[Collected data]
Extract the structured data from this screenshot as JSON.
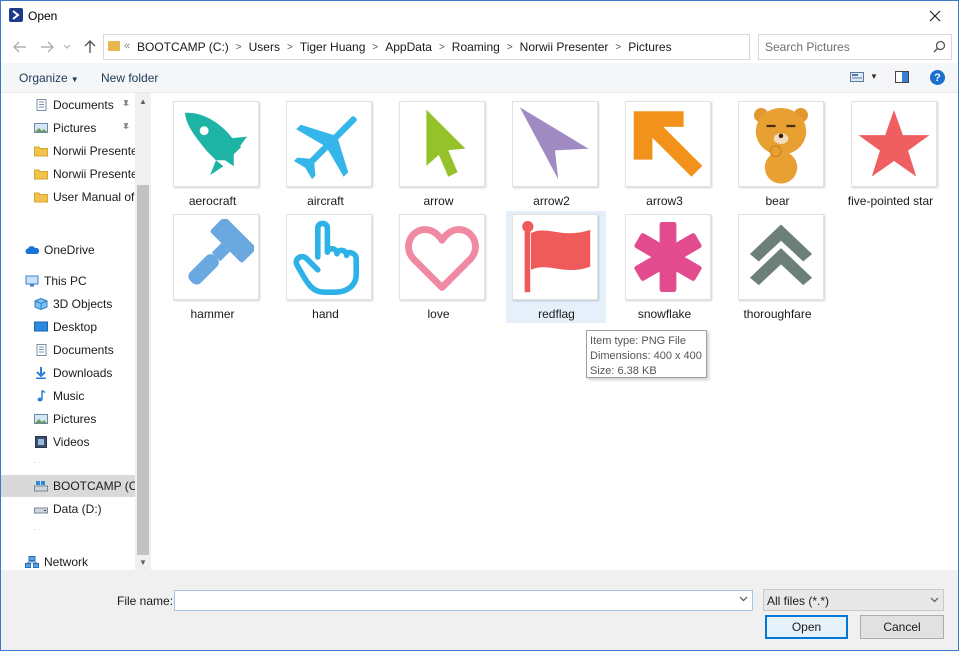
{
  "window": {
    "title": "Open",
    "close_icon": "close-icon"
  },
  "address": {
    "breadcrumbs": [
      "BOOTCAMP (C:)",
      "Users",
      "Tiger Huang",
      "AppData",
      "Roaming",
      "Norwii Presenter",
      "Pictures"
    ],
    "search_placeholder": "Search Pictures"
  },
  "toolbar": {
    "organize_label": "Organize",
    "new_folder_label": "New folder",
    "help_label": "?"
  },
  "nav": {
    "quick_items": [
      {
        "label": "Documents",
        "icon": "documents-icon",
        "pinned": true
      },
      {
        "label": "Pictures",
        "icon": "pictures-icon",
        "pinned": true
      },
      {
        "label": "Norwii Presenter",
        "icon": "folder-icon",
        "pinned": false
      },
      {
        "label": "Norwii Presenter",
        "icon": "folder-icon",
        "pinned": false
      },
      {
        "label": "User Manual of N",
        "icon": "folder-icon",
        "pinned": false
      }
    ],
    "onedrive": "OneDrive",
    "this_pc": "This PC",
    "pc_items": [
      {
        "label": "3D Objects",
        "icon": "3d-objects-icon"
      },
      {
        "label": "Desktop",
        "icon": "desktop-icon"
      },
      {
        "label": "Documents",
        "icon": "documents-icon"
      },
      {
        "label": "Downloads",
        "icon": "downloads-icon"
      },
      {
        "label": "Music",
        "icon": "music-icon"
      },
      {
        "label": "Pictures",
        "icon": "pictures-icon"
      },
      {
        "label": "Videos",
        "icon": "videos-icon"
      }
    ],
    "drives": [
      {
        "label": "BOOTCAMP (C:)",
        "icon": "drive-c-icon",
        "selected": true
      },
      {
        "label": "Data (D:)",
        "icon": "drive-d-icon",
        "selected": false
      }
    ],
    "network": "Network"
  },
  "files": [
    {
      "name": "aerocraft",
      "icon": "rocket-icon",
      "color": "#1db3a5"
    },
    {
      "name": "aircraft",
      "icon": "airplane-icon",
      "color": "#34b6ea"
    },
    {
      "name": "arrow",
      "icon": "cursor-arrow-icon",
      "color": "#95c22b"
    },
    {
      "name": "arrow2",
      "icon": "pointer-arrow-icon",
      "color": "#a08ac2"
    },
    {
      "name": "arrow3",
      "icon": "diagonal-arrow-icon",
      "color": "#f2921a"
    },
    {
      "name": "bear",
      "icon": "bear-icon",
      "color": "#e3982f"
    },
    {
      "name": "five-pointed star",
      "icon": "star-icon",
      "color": "#ef5f62"
    },
    {
      "name": "hammer",
      "icon": "hammer-icon",
      "color": "#6aa8e0"
    },
    {
      "name": "hand",
      "icon": "hand-pointer-icon",
      "color": "#2cb2e6"
    },
    {
      "name": "love",
      "icon": "heart-icon",
      "color": "#f08aa3"
    },
    {
      "name": "redflag",
      "icon": "flag-icon",
      "color": "#ef5a5a"
    },
    {
      "name": "snowflake",
      "icon": "asterisk-icon",
      "color": "#e24b8d"
    },
    {
      "name": "thoroughfare",
      "icon": "double-chevron-up-icon",
      "color": "#6c7f78"
    }
  ],
  "tooltip": {
    "type": "Item type: PNG File",
    "dimensions": "Dimensions: 400 x 400",
    "size": "Size: 6.38 KB"
  },
  "bottom": {
    "file_name_label": "File name:",
    "file_name_value": "",
    "file_type": "All files (*.*)",
    "open_label": "Open",
    "cancel_label": "Cancel"
  }
}
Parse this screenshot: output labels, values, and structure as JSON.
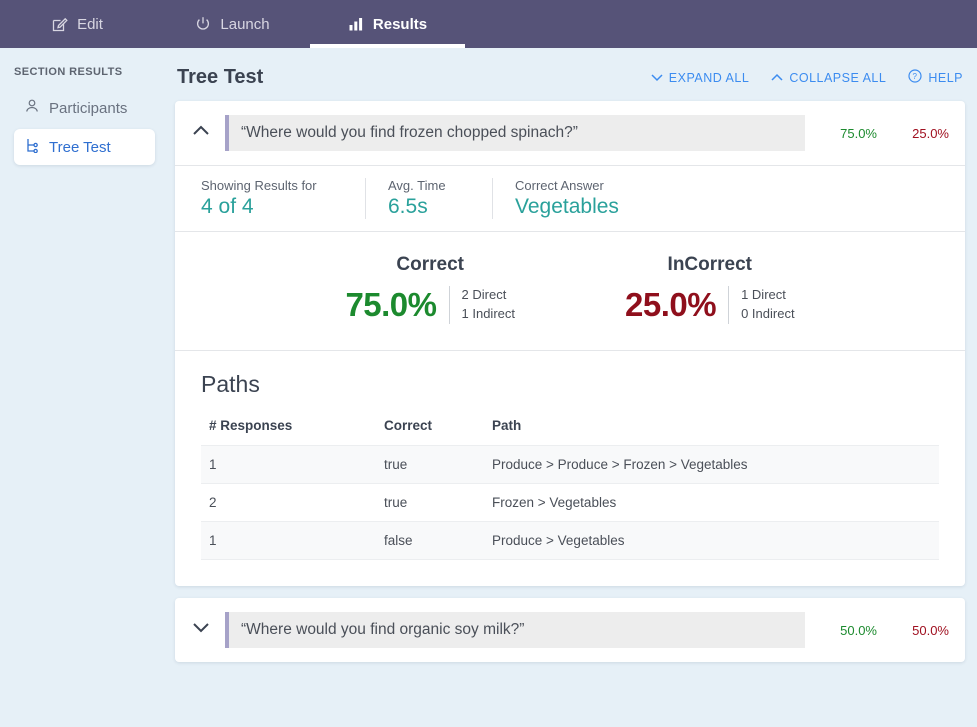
{
  "topnav": {
    "tabs": [
      {
        "label": "Edit",
        "icon": "edit-square-icon",
        "active": false
      },
      {
        "label": "Launch",
        "icon": "power-icon",
        "active": false
      },
      {
        "label": "Results",
        "icon": "bar-chart-icon",
        "active": true
      }
    ]
  },
  "sidebar": {
    "title": "SECTION RESULTS",
    "items": [
      {
        "label": "Participants",
        "icon": "user-icon",
        "active": false
      },
      {
        "label": "Tree Test",
        "icon": "tree-hierarchy-icon",
        "active": true
      }
    ]
  },
  "header": {
    "title": "Tree Test",
    "actions": [
      {
        "label": "EXPAND ALL",
        "icon": "chevron-down-icon"
      },
      {
        "label": "COLLAPSE ALL",
        "icon": "chevron-up-icon"
      },
      {
        "label": "HELP",
        "icon": "question-circle-icon"
      }
    ]
  },
  "question1": {
    "text": "“Where would you find frozen chopped spinach?”",
    "correct_pct": "75.0%",
    "incorrect_pct": "25.0%",
    "chevron": "chevron-up-icon",
    "stats": [
      {
        "label": "Showing Results for",
        "value": "4 of 4"
      },
      {
        "label": "Avg. Time",
        "value": "6.5s"
      },
      {
        "label": "Correct Answer",
        "value": "Vegetables"
      }
    ],
    "scores": {
      "correct": {
        "title": "Correct",
        "value": "75.0%",
        "direct": "2 Direct",
        "indirect": "1 Indirect"
      },
      "incorrect": {
        "title": "InCorrect",
        "value": "25.0%",
        "direct": "1 Direct",
        "indirect": "0 Indirect"
      }
    },
    "paths": {
      "title": "Paths",
      "columns": [
        "# Responses",
        "Correct",
        "Path"
      ],
      "rows": [
        {
          "responses": "1",
          "correct": "true",
          "path": "Produce > Produce > Frozen > Vegetables"
        },
        {
          "responses": "2",
          "correct": "true",
          "path": "Frozen > Vegetables"
        },
        {
          "responses": "1",
          "correct": "false",
          "path": "Produce > Vegetables"
        }
      ]
    }
  },
  "question2": {
    "text": "“Where would you find organic soy milk?”",
    "correct_pct": "50.0%",
    "incorrect_pct": "50.0%",
    "chevron": "chevron-down-icon"
  },
  "colors": {
    "navbar": "#565378",
    "page_bg": "#e6f0f7",
    "accent_link": "#3c8cf0",
    "teal": "#2aa19b",
    "green": "#1c8a2e",
    "red": "#8f0f1c",
    "band_accent": "#a6a2c8"
  }
}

» **EXERCISE OBJECTIVE**: Copy everything in the records above except the pictures, exactly as written.

» **FULL SOLUTION**:
Extract the structured data from this screenshot as JSON.
{
  "window": {
    "title": "Open",
    "close_icon": "close-icon"
  },
  "address": {
    "breadcrumbs": [
      "BOOTCAMP (C:)",
      "Users",
      "Tiger Huang",
      "AppData",
      "Roaming",
      "Norwii Presenter",
      "Pictures"
    ],
    "search_placeholder": "Search Pictures"
  },
  "toolbar": {
    "organize_label": "Organize",
    "new_folder_label": "New folder",
    "help_label": "?"
  },
  "nav": {
    "quick_items": [
      {
        "label": "Documents",
        "icon": "documents-icon",
        "pinned": true
      },
      {
        "label": "Pictures",
        "icon": "pictures-icon",
        "pinned": true
      },
      {
        "label": "Norwii Presenter",
        "icon": "folder-icon",
        "pinned": false
      },
      {
        "label": "Norwii Presenter",
        "icon": "folder-icon",
        "pinned": false
      },
      {
        "label": "User Manual of N",
        "icon": "folder-icon",
        "pinned": false
      }
    ],
    "onedrive": "OneDrive",
    "this_pc": "This PC",
    "pc_items": [
      {
        "label": "3D Objects",
        "icon": "3d-objects-icon"
      },
      {
        "label": "Desktop",
        "icon": "desktop-icon"
      },
      {
        "label": "Documents",
        "icon": "documents-icon"
      },
      {
        "label": "Downloads",
        "icon": "downloads-icon"
      },
      {
        "label": "Music",
        "icon": "music-icon"
      },
      {
        "label": "Pictures",
        "icon": "pictures-icon"
      },
      {
        "label": "Videos",
        "icon": "videos-icon"
      }
    ],
    "drives": [
      {
        "label": "BOOTCAMP (C:)",
        "icon": "drive-c-icon",
        "selected": true
      },
      {
        "label": "Data (D:)",
        "icon": "drive-d-icon",
        "selected": false
      }
    ],
    "network": "Network"
  },
  "files": [
    {
      "name": "aerocraft",
      "icon": "rocket-icon",
      "color": "#1db3a5"
    },
    {
      "name": "aircraft",
      "icon": "airplane-icon",
      "color": "#34b6ea"
    },
    {
      "name": "arrow",
      "icon": "cursor-arrow-icon",
      "color": "#95c22b"
    },
    {
      "name": "arrow2",
      "icon": "pointer-arrow-icon",
      "color": "#a08ac2"
    },
    {
      "name": "arrow3",
      "icon": "diagonal-arrow-icon",
      "color": "#f2921a"
    },
    {
      "name": "bear",
      "icon": "bear-icon",
      "color": "#e3982f"
    },
    {
      "name": "five-pointed star",
      "icon": "star-icon",
      "color": "#ef5f62"
    },
    {
      "name": "hammer",
      "icon": "hammer-icon",
      "color": "#6aa8e0"
    },
    {
      "name": "hand",
      "icon": "hand-pointer-icon",
      "color": "#2cb2e6"
    },
    {
      "name": "love",
      "icon": "heart-icon",
      "color": "#f08aa3"
    },
    {
      "name": "redflag",
      "icon": "flag-icon",
      "color": "#ef5a5a"
    },
    {
      "name": "snowflake",
      "icon": "asterisk-icon",
      "color": "#e24b8d"
    },
    {
      "name": "thoroughfare",
      "icon": "double-chevron-up-icon",
      "color": "#6c7f78"
    }
  ],
  "tooltip": {
    "type": "Item type: PNG File",
    "dimensions": "Dimensions: 400 x 400",
    "size": "Size: 6.38 KB"
  },
  "bottom": {
    "file_name_label": "File name:",
    "file_name_value": "",
    "file_type": "All files (*.*)",
    "open_label": "Open",
    "cancel_label": "Cancel"
  }
}
Parse this screenshot: output labels, values, and structure as JSON.
{
  "topnav": {
    "tabs": [
      {
        "label": "Edit",
        "icon": "edit-square-icon",
        "active": false
      },
      {
        "label": "Launch",
        "icon": "power-icon",
        "active": false
      },
      {
        "label": "Results",
        "icon": "bar-chart-icon",
        "active": true
      }
    ]
  },
  "sidebar": {
    "title": "SECTION RESULTS",
    "items": [
      {
        "label": "Participants",
        "icon": "user-icon",
        "active": false
      },
      {
        "label": "Tree Test",
        "icon": "tree-hierarchy-icon",
        "active": true
      }
    ]
  },
  "header": {
    "title": "Tree Test",
    "actions": [
      {
        "label": "EXPAND ALL",
        "icon": "chevron-down-icon"
      },
      {
        "label": "COLLAPSE ALL",
        "icon": "chevron-up-icon"
      },
      {
        "label": "HELP",
        "icon": "question-circle-icon"
      }
    ]
  },
  "question1": {
    "text": "“Where would you find frozen chopped spinach?”",
    "correct_pct": "75.0%",
    "incorrect_pct": "25.0%",
    "chevron": "chevron-up-icon",
    "stats": [
      {
        "label": "Showing Results for",
        "value": "4 of 4"
      },
      {
        "label": "Avg. Time",
        "value": "6.5s"
      },
      {
        "label": "Correct Answer",
        "value": "Vegetables"
      }
    ],
    "scores": {
      "correct": {
        "title": "Correct",
        "value": "75.0%",
        "direct": "2 Direct",
        "indirect": "1 Indirect"
      },
      "incorrect": {
        "title": "InCorrect",
        "value": "25.0%",
        "direct": "1 Direct",
        "indirect": "0 Indirect"
      }
    },
    "paths": {
      "title": "Paths",
      "columns": [
        "# Responses",
        "Correct",
        "Path"
      ],
      "rows": [
        {
          "responses": "1",
          "correct": "true",
          "path": "Produce > Produce > Frozen > Vegetables"
        },
        {
          "responses": "2",
          "correct": "true",
          "path": "Frozen > Vegetables"
        },
        {
          "responses": "1",
          "correct": "false",
          "path": "Produce > Vegetables"
        }
      ]
    }
  },
  "question2": {
    "text": "“Where would you find organic soy milk?”",
    "correct_pct": "50.0%",
    "incorrect_pct": "50.0%",
    "chevron": "chevron-down-icon"
  },
  "colors": {
    "navbar": "#565378",
    "page_bg": "#e6f0f7",
    "accent_link": "#3c8cf0",
    "teal": "#2aa19b",
    "green": "#1c8a2e",
    "red": "#8f0f1c",
    "band_accent": "#a6a2c8"
  }
}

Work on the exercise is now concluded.